GOAL ▸ Extract all records. Keep each one exact.

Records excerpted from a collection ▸

* begin *

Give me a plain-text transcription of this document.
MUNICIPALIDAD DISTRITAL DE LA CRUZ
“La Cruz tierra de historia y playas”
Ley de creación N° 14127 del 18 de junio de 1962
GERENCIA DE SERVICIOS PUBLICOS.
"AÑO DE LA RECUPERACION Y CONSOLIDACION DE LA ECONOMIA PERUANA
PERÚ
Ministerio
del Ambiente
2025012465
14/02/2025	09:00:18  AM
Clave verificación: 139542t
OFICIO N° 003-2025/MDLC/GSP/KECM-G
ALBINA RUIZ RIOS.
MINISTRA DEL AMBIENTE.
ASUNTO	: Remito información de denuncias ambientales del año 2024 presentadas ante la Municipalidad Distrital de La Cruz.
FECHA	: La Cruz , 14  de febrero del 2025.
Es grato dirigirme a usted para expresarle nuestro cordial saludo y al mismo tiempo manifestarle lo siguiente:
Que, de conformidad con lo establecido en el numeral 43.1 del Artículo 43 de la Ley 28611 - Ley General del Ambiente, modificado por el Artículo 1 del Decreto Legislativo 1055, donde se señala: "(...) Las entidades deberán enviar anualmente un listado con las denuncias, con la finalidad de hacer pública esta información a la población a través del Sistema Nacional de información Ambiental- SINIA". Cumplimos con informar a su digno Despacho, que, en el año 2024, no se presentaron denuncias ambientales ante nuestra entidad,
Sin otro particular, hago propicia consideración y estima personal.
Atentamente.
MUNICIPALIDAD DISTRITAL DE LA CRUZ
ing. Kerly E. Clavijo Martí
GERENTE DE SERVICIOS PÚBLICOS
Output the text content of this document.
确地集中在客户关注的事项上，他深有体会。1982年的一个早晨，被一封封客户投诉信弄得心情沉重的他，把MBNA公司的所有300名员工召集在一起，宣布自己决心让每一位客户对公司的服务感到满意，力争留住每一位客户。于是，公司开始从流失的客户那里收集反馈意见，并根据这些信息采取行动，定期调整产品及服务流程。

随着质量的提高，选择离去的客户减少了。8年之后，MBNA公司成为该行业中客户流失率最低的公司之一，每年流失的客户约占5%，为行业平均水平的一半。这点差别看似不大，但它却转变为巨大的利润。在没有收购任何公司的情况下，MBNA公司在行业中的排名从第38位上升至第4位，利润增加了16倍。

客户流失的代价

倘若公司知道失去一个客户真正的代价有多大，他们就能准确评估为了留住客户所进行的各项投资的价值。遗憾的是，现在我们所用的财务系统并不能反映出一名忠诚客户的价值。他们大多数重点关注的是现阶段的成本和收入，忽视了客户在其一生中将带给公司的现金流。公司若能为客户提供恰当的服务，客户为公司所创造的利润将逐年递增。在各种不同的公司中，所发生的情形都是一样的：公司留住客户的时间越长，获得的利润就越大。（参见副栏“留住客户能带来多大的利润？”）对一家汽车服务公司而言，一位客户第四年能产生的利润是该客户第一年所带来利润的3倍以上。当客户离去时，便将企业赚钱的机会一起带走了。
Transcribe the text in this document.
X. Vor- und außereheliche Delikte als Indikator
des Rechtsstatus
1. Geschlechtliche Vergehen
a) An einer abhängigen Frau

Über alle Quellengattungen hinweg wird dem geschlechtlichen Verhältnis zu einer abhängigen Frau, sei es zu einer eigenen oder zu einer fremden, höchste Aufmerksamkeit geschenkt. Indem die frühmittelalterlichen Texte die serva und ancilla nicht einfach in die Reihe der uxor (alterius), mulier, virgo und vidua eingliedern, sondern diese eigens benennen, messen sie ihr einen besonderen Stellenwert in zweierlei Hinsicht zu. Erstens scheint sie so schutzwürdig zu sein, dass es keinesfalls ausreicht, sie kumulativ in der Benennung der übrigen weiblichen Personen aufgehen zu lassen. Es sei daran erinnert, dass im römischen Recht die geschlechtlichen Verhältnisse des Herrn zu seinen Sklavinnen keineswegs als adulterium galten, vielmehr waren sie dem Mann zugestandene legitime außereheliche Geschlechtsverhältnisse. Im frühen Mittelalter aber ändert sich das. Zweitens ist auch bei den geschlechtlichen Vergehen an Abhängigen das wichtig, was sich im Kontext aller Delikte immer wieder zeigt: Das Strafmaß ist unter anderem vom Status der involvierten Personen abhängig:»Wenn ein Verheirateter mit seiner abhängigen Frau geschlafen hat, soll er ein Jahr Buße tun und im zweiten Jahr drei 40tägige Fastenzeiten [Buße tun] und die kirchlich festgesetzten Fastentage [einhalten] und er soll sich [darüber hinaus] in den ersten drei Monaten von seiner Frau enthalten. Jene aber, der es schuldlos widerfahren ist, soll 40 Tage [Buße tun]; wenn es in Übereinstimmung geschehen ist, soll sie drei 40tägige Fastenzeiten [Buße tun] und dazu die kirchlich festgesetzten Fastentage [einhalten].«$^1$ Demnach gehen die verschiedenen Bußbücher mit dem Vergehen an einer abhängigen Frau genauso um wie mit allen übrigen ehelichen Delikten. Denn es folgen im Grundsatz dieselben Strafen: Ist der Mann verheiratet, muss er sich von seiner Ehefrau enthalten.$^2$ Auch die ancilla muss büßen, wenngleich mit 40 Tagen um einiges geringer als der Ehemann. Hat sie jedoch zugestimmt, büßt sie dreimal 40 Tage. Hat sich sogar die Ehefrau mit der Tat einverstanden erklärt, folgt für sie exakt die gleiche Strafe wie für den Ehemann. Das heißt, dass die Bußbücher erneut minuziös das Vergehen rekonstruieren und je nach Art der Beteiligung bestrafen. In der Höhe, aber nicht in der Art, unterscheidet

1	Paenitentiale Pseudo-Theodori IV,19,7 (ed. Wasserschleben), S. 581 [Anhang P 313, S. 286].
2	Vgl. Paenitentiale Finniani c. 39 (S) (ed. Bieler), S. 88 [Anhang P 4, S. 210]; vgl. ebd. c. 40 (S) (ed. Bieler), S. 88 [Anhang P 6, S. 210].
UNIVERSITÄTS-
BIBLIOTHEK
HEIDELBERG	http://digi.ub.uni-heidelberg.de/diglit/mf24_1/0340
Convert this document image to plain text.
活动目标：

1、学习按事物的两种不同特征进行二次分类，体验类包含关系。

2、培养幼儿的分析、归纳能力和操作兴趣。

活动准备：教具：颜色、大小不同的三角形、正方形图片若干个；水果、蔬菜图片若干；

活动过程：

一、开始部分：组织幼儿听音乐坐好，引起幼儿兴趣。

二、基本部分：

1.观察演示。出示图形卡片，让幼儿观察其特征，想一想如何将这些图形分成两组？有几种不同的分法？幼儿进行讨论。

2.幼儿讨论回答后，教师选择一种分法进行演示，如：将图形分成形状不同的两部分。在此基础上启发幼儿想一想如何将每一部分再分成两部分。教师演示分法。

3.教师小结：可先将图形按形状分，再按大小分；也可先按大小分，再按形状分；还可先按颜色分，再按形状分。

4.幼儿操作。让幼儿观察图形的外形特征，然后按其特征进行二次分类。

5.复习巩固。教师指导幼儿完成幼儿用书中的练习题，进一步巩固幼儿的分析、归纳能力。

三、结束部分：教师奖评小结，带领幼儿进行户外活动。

* end *

SOLUTION BELOW ▸
Give me a plain-text transcription of this document.
MUNICIPALIDAD DISTRITAL DE LA CRUZ
“La Cruz tierra de historia y playas”
Ley de creación N° 14127 del 18 de junio de 1962
GERENCIA DE SERVICIOS PUBLICOS.
"AÑO DE LA RECUPERACION Y CONSOLIDACION DE LA ECONOMIA PERUANA
PERÚ
Ministerio
del Ambiente
2025012465
14/02/2025	09:00:18  AM
Clave verificación: 139542t
OFICIO N° 003-2025/MDLC/GSP/KECM-G
ALBINA RUIZ RIOS.
MINISTRA DEL AMBIENTE.
ASUNTO	: Remito información de denuncias ambientales del año 2024 presentadas ante la Municipalidad Distrital de La Cruz.
FECHA	: La Cruz , 14  de febrero del 2025.
Es grato dirigirme a usted para expresarle nuestro cordial saludo y al mismo tiempo manifestarle lo siguiente:
Que, de conformidad con lo establecido en el numeral 43.1 del Artículo 43 de la Ley 28611 - Ley General del Ambiente, modificado por el Artículo 1 del Decreto Legislativo 1055, donde se señala: "(...) Las entidades deberán enviar anualmente un listado con las denuncias, con la finalidad de hacer pública esta información a la población a través del Sistema Nacional de información Ambiental- SINIA". Cumplimos con informar a su digno Despacho, que, en el año 2024, no se presentaron denuncias ambientales ante nuestra entidad,
Sin otro particular, hago propicia consideración y estima personal.
Atentamente.
MUNICIPALIDAD DISTRITAL DE LA CRUZ
ing. Kerly E. Clavijo Martí
GERENTE DE SERVICIOS PÚBLICOS
Output the text content of this document.
确地集中在客户关注的事项上，他深有体会。1982年的一个早晨，被一封封客户投诉信弄得心情沉重的他，把MBNA公司的所有300名员工召集在一起，宣布自己决心让每一位客户对公司的服务感到满意，力争留住每一位客户。于是，公司开始从流失的客户那里收集反馈意见，并根据这些信息采取行动，定期调整产品及服务流程。

随着质量的提高，选择离去的客户减少了。8年之后，MBNA公司成为该行业中客户流失率最低的公司之一，每年流失的客户约占5%，为行业平均水平的一半。这点差别看似不大，但它却转变为巨大的利润。在没有收购任何公司的情况下，MBNA公司在行业中的排名从第38位上升至第4位，利润增加了16倍。

客户流失的代价

倘若公司知道失去一个客户真正的代价有多大，他们就能准确评估为了留住客户所进行的各项投资的价值。遗憾的是，现在我们所用的财务系统并不能反映出一名忠诚客户的价值。他们大多数重点关注的是现阶段的成本和收入，忽视了客户在其一生中将带给公司的现金流。公司若能为客户提供恰当的服务，客户为公司所创造的利润将逐年递增。在各种不同的公司中，所发生的情形都是一样的：公司留住客户的时间越长，获得的利润就越大。（参见副栏“留住客户能带来多大的利润？”）对一家汽车服务公司而言，一位客户第四年能产生的利润是该客户第一年所带来利润的3倍以上。当客户离去时，便将企业赚钱的机会一起带走了。
Transcribe the text in this document.
X. Vor- und außereheliche Delikte als Indikator
des Rechtsstatus
1. Geschlechtliche Vergehen
a) An einer abhängigen Frau

Über alle Quellengattungen hinweg wird dem geschlechtlichen Verhältnis zu einer abhängigen Frau, sei es zu einer eigenen oder zu einer fremden, höchste Aufmerksamkeit geschenkt. Indem die frühmittelalterlichen Texte die serva und ancilla nicht einfach in die Reihe der uxor (alterius), mulier, virgo und vidua eingliedern, sondern diese eigens benennen, messen sie ihr einen besonderen Stellenwert in zweierlei Hinsicht zu. Erstens scheint sie so schutzwürdig zu sein, dass es keinesfalls ausreicht, sie kumulativ in der Benennung der übrigen weiblichen Personen aufgehen zu lassen. Es sei daran erinnert, dass im römischen Recht die geschlechtlichen Verhältnisse des Herrn zu seinen Sklavinnen keineswegs als adulterium galten, vielmehr waren sie dem Mann zugestandene legitime außereheliche Geschlechtsverhältnisse. Im frühen Mittelalter aber ändert sich das. Zweitens ist auch bei den geschlechtlichen Vergehen an Abhängigen das wichtig, was sich im Kontext aller Delikte immer wieder zeigt: Das Strafmaß ist unter anderem vom Status der involvierten Personen abhängig:»Wenn ein Verheirateter mit seiner abhängigen Frau geschlafen hat, soll er ein Jahr Buße tun und im zweiten Jahr drei 40tägige Fastenzeiten [Buße tun] und die kirchlich festgesetzten Fastentage [einhalten] und er soll sich [darüber hinaus] in den ersten drei Monaten von seiner Frau enthalten. Jene aber, der es schuldlos widerfahren ist, soll 40 Tage [Buße tun]; wenn es in Übereinstimmung geschehen ist, soll sie drei 40tägige Fastenzeiten [Buße tun] und dazu die kirchlich festgesetzten Fastentage [einhalten].«$^1$ Demnach gehen die verschiedenen Bußbücher mit dem Vergehen an einer abhängigen Frau genauso um wie mit allen übrigen ehelichen Delikten. Denn es folgen im Grundsatz dieselben Strafen: Ist der Mann verheiratet, muss er sich von seiner Ehefrau enthalten.$^2$ Auch die ancilla muss büßen, wenngleich mit 40 Tagen um einiges geringer als der Ehemann. Hat sie jedoch zugestimmt, büßt sie dreimal 40 Tage. Hat sich sogar die Ehefrau mit der Tat einverstanden erklärt, folgt für sie exakt die gleiche Strafe wie für den Ehemann. Das heißt, dass die Bußbücher erneut minuziös das Vergehen rekonstruieren und je nach Art der Beteiligung bestrafen. In der Höhe, aber nicht in der Art, unterscheidet

1	Paenitentiale Pseudo-Theodori IV,19,7 (ed. Wasserschleben), S. 581 [Anhang P 313, S. 286].
2	Vgl. Paenitentiale Finniani c. 39 (S) (ed. Bieler), S. 88 [Anhang P 4, S. 210]; vgl. ebd. c. 40 (S) (ed. Bieler), S. 88 [Anhang P 6, S. 210].
UNIVERSITÄTS-
BIBLIOTHEK
HEIDELBERG	http://digi.ub.uni-heidelberg.de/diglit/mf24_1/0340
Convert this document image to plain text.
活动目标：

1、学习按事物的两种不同特征进行二次分类，体验类包含关系。

2、培养幼儿的分析、归纳能力和操作兴趣。

活动准备：教具：颜色、大小不同的三角形、正方形图片若干个；水果、蔬菜图片若干；

活动过程：

一、开始部分：组织幼儿听音乐坐好，引起幼儿兴趣。

二、基本部分：

1.观察演示。出示图形卡片，让幼儿观察其特征，想一想如何将这些图形分成两组？有几种不同的分法？幼儿进行讨论。

2.幼儿讨论回答后，教师选择一种分法进行演示，如：将图形分成形状不同的两部分。在此基础上启发幼儿想一想如何将每一部分再分成两部分。教师演示分法。

3.教师小结：可先将图形按形状分，再按大小分；也可先按大小分，再按形状分；还可先按颜色分，再按形状分。

4.幼儿操作。让幼儿观察图形的外形特征，然后按其特征进行二次分类。

5.复习巩固。教师指导幼儿完成幼儿用书中的练习题，进一步巩固幼儿的分析、归纳能力。

三、结束部分：教师奖评小结，带领幼儿进行户外活动。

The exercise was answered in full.